(Part of a data file)

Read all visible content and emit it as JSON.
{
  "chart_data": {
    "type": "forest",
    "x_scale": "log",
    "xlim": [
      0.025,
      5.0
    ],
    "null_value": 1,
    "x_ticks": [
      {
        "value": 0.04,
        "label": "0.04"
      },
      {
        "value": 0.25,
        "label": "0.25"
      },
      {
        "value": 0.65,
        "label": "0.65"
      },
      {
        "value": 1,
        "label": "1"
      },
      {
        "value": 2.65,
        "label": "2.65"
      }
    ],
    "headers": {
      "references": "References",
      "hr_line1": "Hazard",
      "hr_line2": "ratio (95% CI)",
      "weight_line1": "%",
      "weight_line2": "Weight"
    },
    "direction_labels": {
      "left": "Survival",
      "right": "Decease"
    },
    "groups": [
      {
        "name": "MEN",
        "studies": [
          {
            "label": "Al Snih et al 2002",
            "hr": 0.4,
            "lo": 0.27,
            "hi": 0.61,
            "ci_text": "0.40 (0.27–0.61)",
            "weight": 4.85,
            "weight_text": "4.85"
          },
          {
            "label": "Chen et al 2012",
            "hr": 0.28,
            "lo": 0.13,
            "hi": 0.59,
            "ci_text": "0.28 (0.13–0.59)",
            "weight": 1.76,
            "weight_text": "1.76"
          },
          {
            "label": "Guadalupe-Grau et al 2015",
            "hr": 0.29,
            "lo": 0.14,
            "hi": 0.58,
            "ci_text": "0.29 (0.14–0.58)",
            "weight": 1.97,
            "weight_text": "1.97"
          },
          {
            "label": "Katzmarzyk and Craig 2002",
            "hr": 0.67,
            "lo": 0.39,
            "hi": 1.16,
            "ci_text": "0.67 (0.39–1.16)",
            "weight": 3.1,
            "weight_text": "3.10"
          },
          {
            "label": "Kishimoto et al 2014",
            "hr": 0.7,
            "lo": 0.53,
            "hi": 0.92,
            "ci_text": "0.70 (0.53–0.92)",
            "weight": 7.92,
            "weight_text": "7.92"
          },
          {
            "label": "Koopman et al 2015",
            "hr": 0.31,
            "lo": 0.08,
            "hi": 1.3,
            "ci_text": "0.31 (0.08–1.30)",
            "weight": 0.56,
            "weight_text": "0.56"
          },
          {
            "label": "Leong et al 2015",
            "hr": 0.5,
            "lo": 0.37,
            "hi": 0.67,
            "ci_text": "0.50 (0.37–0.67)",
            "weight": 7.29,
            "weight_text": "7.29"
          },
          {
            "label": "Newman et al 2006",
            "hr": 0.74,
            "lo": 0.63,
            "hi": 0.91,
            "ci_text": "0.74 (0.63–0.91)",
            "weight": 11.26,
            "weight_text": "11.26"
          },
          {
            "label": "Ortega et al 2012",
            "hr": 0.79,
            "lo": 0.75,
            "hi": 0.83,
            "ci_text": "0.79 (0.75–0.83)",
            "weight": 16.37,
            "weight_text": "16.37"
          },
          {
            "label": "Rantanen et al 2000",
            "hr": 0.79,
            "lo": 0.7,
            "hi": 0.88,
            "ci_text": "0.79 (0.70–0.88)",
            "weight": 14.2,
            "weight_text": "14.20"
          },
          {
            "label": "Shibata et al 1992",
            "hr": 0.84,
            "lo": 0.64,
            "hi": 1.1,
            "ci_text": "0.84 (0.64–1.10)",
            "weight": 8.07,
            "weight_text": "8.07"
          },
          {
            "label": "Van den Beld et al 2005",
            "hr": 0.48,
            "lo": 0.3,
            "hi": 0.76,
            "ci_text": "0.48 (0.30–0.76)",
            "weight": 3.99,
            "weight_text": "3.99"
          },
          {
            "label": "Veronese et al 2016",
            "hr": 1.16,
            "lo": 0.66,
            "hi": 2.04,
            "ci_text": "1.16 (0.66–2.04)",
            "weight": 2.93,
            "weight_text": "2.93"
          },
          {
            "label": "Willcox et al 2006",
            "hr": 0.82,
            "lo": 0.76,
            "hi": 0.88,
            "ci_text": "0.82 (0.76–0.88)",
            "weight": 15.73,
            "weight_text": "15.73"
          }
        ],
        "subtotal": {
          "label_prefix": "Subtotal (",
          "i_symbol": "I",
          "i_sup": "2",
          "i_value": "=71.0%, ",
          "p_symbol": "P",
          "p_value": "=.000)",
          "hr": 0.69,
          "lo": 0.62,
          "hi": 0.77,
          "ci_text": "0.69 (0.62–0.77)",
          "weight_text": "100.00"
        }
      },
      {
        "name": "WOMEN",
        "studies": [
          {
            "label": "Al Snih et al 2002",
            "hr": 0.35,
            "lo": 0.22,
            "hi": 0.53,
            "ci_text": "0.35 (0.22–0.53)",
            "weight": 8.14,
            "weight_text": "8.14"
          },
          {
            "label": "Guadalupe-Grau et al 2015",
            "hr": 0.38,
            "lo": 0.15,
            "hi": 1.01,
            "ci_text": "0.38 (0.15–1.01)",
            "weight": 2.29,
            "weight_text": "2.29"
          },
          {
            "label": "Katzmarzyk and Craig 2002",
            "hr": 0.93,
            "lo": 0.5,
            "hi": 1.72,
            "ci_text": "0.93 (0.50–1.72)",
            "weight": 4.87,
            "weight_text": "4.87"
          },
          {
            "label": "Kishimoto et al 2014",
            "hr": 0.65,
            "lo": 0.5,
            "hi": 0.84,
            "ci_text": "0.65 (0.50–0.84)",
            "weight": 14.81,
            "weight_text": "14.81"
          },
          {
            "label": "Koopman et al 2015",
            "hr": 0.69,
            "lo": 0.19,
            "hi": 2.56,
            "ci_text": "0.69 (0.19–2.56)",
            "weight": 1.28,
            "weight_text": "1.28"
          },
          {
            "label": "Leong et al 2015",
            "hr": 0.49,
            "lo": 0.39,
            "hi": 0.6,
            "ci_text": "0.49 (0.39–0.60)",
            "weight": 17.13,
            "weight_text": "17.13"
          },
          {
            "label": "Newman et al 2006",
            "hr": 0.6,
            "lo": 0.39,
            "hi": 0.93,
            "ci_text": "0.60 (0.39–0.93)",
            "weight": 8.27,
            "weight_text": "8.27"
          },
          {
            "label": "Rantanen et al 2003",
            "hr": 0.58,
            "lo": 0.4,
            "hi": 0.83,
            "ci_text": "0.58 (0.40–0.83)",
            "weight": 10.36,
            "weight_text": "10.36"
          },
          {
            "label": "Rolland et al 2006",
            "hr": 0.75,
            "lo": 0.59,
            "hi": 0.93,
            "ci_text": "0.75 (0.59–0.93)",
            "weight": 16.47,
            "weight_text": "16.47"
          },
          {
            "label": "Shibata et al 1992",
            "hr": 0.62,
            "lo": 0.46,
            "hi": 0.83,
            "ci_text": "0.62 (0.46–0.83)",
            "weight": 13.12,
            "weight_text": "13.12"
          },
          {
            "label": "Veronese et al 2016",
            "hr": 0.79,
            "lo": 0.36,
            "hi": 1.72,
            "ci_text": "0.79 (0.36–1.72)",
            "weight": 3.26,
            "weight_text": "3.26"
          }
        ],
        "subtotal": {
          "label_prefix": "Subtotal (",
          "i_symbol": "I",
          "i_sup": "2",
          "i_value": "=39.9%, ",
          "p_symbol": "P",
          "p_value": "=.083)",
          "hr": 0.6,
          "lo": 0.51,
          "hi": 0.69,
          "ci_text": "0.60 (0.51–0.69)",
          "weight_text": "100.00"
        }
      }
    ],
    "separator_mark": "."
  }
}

• _GIVEN EXERCISE_
From the records above, extract every line exactly as it stands.

• _ANSWER FOR THIS EXERCISE_
Read all visible content and emit it as JSON.
{
  "chart_data": {
    "type": "forest",
    "x_scale": "log",
    "xlim": [
      0.025,
      5.0
    ],
    "null_value": 1,
    "x_ticks": [
      {
        "value": 0.04,
        "label": "0.04"
      },
      {
        "value": 0.25,
        "label": "0.25"
      },
      {
        "value": 0.65,
        "label": "0.65"
      },
      {
        "value": 1,
        "label": "1"
      },
      {
        "value": 2.65,
        "label": "2.65"
      }
    ],
    "headers": {
      "references": "References",
      "hr_line1": "Hazard",
      "hr_line2": "ratio (95% CI)",
      "weight_line1": "%",
      "weight_line2": "Weight"
    },
    "direction_labels": {
      "left": "Survival",
      "right": "Decease"
    },
    "groups": [
      {
        "name": "MEN",
        "studies": [
          {
            "label": "Al Snih et al 2002",
            "hr": 0.4,
            "lo": 0.27,
            "hi": 0.61,
            "ci_text": "0.40 (0.27–0.61)",
            "weight": 4.85,
            "weight_text": "4.85"
          },
          {
            "label": "Chen et al 2012",
            "hr": 0.28,
            "lo": 0.13,
            "hi": 0.59,
            "ci_text": "0.28 (0.13–0.59)",
            "weight": 1.76,
            "weight_text": "1.76"
          },
          {
            "label": "Guadalupe-Grau et al 2015",
            "hr": 0.29,
            "lo": 0.14,
            "hi": 0.58,
            "ci_text": "0.29 (0.14–0.58)",
            "weight": 1.97,
            "weight_text": "1.97"
          },
          {
            "label": "Katzmarzyk and Craig 2002",
            "hr": 0.67,
            "lo": 0.39,
            "hi": 1.16,
            "ci_text": "0.67 (0.39–1.16)",
            "weight": 3.1,
            "weight_text": "3.10"
          },
          {
            "label": "Kishimoto et al 2014",
            "hr": 0.7,
            "lo": 0.53,
            "hi": 0.92,
            "ci_text": "0.70 (0.53–0.92)",
            "weight": 7.92,
            "weight_text": "7.92"
          },
          {
            "label": "Koopman et al 2015",
            "hr": 0.31,
            "lo": 0.08,
            "hi": 1.3,
            "ci_text": "0.31 (0.08–1.30)",
            "weight": 0.56,
            "weight_text": "0.56"
          },
          {
            "label": "Leong et al 2015",
            "hr": 0.5,
            "lo": 0.37,
            "hi": 0.67,
            "ci_text": "0.50 (0.37–0.67)",
            "weight": 7.29,
            "weight_text": "7.29"
          },
          {
            "label": "Newman et al 2006",
            "hr": 0.74,
            "lo": 0.63,
            "hi": 0.91,
            "ci_text": "0.74 (0.63–0.91)",
            "weight": 11.26,
            "weight_text": "11.26"
          },
          {
            "label": "Ortega et al 2012",
            "hr": 0.79,
            "lo": 0.75,
            "hi": 0.83,
            "ci_text": "0.79 (0.75–0.83)",
            "weight": 16.37,
            "weight_text": "16.37"
          },
          {
            "label": "Rantanen et al 2000",
            "hr": 0.79,
            "lo": 0.7,
            "hi": 0.88,
            "ci_text": "0.79 (0.70–0.88)",
            "weight": 14.2,
            "weight_text": "14.20"
          },
          {
            "label": "Shibata et al 1992",
            "hr": 0.84,
            "lo": 0.64,
            "hi": 1.1,
            "ci_text": "0.84 (0.64–1.10)",
            "weight": 8.07,
            "weight_text": "8.07"
          },
          {
            "label": "Van den Beld et al 2005",
            "hr": 0.48,
            "lo": 0.3,
            "hi": 0.76,
            "ci_text": "0.48 (0.30–0.76)",
            "weight": 3.99,
            "weight_text": "3.99"
          },
          {
            "label": "Veronese et al 2016",
            "hr": 1.16,
            "lo": 0.66,
            "hi": 2.04,
            "ci_text": "1.16 (0.66–2.04)",
            "weight": 2.93,
            "weight_text": "2.93"
          },
          {
            "label": "Willcox et al 2006",
            "hr": 0.82,
            "lo": 0.76,
            "hi": 0.88,
            "ci_text": "0.82 (0.76–0.88)",
            "weight": 15.73,
            "weight_text": "15.73"
          }
        ],
        "subtotal": {
          "label_prefix": "Subtotal (",
          "i_symbol": "I",
          "i_sup": "2",
          "i_value": "=71.0%, ",
          "p_symbol": "P",
          "p_value": "=.000)",
          "hr": 0.69,
          "lo": 0.62,
          "hi": 0.77,
          "ci_text": "0.69 (0.62–0.77)",
          "weight_text": "100.00"
        }
      },
      {
        "name": "WOMEN",
        "studies": [
          {
            "label": "Al Snih et al 2002",
            "hr": 0.35,
            "lo": 0.22,
            "hi": 0.53,
            "ci_text": "0.35 (0.22–0.53)",
            "weight": 8.14,
            "weight_text": "8.14"
          },
          {
            "label": "Guadalupe-Grau et al 2015",
            "hr": 0.38,
            "lo": 0.15,
            "hi": 1.01,
            "ci_text": "0.38 (0.15–1.01)",
            "weight": 2.29,
            "weight_text": "2.29"
          },
          {
            "label": "Katzmarzyk and Craig 2002",
            "hr": 0.93,
            "lo": 0.5,
            "hi": 1.72,
            "ci_text": "0.93 (0.50–1.72)",
            "weight": 4.87,
            "weight_text": "4.87"
          },
          {
            "label": "Kishimoto et al 2014",
            "hr": 0.65,
            "lo": 0.5,
            "hi": 0.84,
            "ci_text": "0.65 (0.50–0.84)",
            "weight": 14.81,
            "weight_text": "14.81"
          },
          {
            "label": "Koopman et al 2015",
            "hr": 0.69,
            "lo": 0.19,
            "hi": 2.56,
            "ci_text": "0.69 (0.19–2.56)",
            "weight": 1.28,
            "weight_text": "1.28"
          },
          {
            "label": "Leong et al 2015",
            "hr": 0.49,
            "lo": 0.39,
            "hi": 0.6,
            "ci_text": "0.49 (0.39–0.60)",
            "weight": 17.13,
            "weight_text": "17.13"
          },
          {
            "label": "Newman et al 2006",
            "hr": 0.6,
            "lo": 0.39,
            "hi": 0.93,
            "ci_text": "0.60 (0.39–0.93)",
            "weight": 8.27,
            "weight_text": "8.27"
          },
          {
            "label": "Rantanen et al 2003",
            "hr": 0.58,
            "lo": 0.4,
            "hi": 0.83,
            "ci_text": "0.58 (0.40–0.83)",
            "weight": 10.36,
            "weight_text": "10.36"
          },
          {
            "label": "Rolland et al 2006",
            "hr": 0.75,
            "lo": 0.59,
            "hi": 0.93,
            "ci_text": "0.75 (0.59–0.93)",
            "weight": 16.47,
            "weight_text": "16.47"
          },
          {
            "label": "Shibata et al 1992",
            "hr": 0.62,
            "lo": 0.46,
            "hi": 0.83,
            "ci_text": "0.62 (0.46–0.83)",
            "weight": 13.12,
            "weight_text": "13.12"
          },
          {
            "label": "Veronese et al 2016",
            "hr": 0.79,
            "lo": 0.36,
            "hi": 1.72,
            "ci_text": "0.79 (0.36–1.72)",
            "weight": 3.26,
            "weight_text": "3.26"
          }
        ],
        "subtotal": {
          "label_prefix": "Subtotal (",
          "i_symbol": "I",
          "i_sup": "2",
          "i_value": "=39.9%, ",
          "p_symbol": "P",
          "p_value": "=.083)",
          "hr": 0.6,
          "lo": 0.51,
          "hi": 0.69,
          "ci_text": "0.60 (0.51–0.69)",
          "weight_text": "100.00"
        }
      }
    ],
    "separator_mark": "."
  }
}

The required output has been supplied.